Data excerpts
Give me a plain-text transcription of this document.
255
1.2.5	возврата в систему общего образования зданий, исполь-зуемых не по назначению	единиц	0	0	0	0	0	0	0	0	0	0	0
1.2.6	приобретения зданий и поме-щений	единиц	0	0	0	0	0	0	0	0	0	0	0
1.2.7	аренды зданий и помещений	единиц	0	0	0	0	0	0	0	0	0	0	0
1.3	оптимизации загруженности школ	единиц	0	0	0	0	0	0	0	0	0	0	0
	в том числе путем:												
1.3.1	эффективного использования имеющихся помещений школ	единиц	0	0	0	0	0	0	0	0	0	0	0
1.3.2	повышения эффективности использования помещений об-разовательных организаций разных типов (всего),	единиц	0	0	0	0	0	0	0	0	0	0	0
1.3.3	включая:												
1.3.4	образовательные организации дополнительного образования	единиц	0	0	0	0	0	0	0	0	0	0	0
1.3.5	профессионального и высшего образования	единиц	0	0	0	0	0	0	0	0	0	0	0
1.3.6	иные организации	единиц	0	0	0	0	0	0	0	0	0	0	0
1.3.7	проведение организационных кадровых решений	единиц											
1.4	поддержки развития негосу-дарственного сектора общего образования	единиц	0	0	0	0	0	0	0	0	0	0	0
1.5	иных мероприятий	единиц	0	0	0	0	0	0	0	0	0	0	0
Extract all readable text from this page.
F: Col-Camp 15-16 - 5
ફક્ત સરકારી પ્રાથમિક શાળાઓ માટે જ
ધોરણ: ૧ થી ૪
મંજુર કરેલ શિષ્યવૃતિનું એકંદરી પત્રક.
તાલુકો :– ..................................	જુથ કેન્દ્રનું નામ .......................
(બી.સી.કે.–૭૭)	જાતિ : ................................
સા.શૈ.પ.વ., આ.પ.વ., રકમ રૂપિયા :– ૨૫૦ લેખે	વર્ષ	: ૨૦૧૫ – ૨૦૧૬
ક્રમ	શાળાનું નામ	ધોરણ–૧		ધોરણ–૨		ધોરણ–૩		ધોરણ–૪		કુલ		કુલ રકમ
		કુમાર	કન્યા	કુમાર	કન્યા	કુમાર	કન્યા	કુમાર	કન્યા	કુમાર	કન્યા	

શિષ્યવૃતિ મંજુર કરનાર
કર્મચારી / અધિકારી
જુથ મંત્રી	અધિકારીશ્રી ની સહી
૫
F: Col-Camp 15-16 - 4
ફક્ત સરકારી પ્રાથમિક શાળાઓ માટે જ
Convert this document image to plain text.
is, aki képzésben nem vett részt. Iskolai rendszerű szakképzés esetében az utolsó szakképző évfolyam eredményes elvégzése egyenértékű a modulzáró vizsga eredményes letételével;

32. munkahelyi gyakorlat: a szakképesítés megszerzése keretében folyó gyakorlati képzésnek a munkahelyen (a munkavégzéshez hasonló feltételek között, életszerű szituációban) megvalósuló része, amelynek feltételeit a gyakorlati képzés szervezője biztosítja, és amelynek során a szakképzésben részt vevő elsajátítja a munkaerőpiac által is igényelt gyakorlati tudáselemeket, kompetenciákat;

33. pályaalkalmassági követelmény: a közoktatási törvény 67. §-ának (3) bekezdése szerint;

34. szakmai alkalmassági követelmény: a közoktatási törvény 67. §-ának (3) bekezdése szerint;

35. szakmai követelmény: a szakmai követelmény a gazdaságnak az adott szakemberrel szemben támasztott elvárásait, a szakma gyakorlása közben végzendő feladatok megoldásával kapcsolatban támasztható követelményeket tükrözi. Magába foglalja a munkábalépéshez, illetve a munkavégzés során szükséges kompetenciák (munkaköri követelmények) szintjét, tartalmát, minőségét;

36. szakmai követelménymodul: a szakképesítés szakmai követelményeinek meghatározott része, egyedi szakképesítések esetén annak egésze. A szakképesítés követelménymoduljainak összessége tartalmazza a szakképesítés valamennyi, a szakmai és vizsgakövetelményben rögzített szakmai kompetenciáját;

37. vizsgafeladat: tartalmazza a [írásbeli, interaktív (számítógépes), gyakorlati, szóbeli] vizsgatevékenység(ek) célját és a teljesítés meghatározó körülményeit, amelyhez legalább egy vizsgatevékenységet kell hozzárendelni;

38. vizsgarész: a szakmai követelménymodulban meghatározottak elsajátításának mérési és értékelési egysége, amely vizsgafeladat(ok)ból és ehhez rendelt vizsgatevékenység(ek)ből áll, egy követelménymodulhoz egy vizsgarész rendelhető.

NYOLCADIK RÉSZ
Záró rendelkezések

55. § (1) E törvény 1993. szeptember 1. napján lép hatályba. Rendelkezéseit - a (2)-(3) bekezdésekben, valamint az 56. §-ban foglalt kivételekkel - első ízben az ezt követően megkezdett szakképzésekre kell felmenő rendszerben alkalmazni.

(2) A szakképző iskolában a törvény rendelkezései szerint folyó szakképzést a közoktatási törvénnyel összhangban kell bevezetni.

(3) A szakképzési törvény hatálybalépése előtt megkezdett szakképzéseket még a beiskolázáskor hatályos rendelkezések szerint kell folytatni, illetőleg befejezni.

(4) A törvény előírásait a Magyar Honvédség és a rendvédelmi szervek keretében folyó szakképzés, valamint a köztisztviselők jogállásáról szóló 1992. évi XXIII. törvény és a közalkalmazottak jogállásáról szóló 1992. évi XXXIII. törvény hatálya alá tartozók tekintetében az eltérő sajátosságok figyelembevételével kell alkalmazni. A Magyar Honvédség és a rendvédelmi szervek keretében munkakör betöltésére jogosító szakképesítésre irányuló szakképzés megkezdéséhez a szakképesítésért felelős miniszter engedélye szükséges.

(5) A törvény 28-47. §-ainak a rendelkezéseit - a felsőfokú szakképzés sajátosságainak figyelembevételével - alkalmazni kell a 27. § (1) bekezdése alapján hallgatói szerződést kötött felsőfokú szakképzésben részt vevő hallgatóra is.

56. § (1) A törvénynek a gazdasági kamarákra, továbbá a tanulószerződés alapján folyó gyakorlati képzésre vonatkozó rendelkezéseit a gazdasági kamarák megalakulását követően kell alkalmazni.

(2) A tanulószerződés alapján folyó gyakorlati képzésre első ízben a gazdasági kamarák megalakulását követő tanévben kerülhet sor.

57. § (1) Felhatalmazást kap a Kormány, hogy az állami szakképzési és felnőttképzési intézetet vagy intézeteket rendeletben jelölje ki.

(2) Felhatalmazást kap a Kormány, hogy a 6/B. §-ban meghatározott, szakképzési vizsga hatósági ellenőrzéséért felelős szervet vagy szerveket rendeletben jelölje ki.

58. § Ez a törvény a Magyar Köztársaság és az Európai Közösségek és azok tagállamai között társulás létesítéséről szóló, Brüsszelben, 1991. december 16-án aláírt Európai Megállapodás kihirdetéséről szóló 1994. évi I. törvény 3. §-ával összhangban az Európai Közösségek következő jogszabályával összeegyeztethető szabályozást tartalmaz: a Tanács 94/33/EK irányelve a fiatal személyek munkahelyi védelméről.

> Work instructions
Using the listing, copy every line where the word "ízben" shows up.

> Exercise answer
55. § (1) E törvény 1993. szeptember 1. napján lép hatályba. Rendelkezéseit - a (2)-(3) bekezdésekben, valamint az 56. §-ban foglalt kivételekkel - első ízben az ezt követően megkezdett szakképzésekre kell felmenő rendszerben alkalmazni.
(2) A tanulószerződés alapján folyó gyakorlati képzésre első ízben a gazdasági kamarák megalakulását követő tanévben kerülhet sor.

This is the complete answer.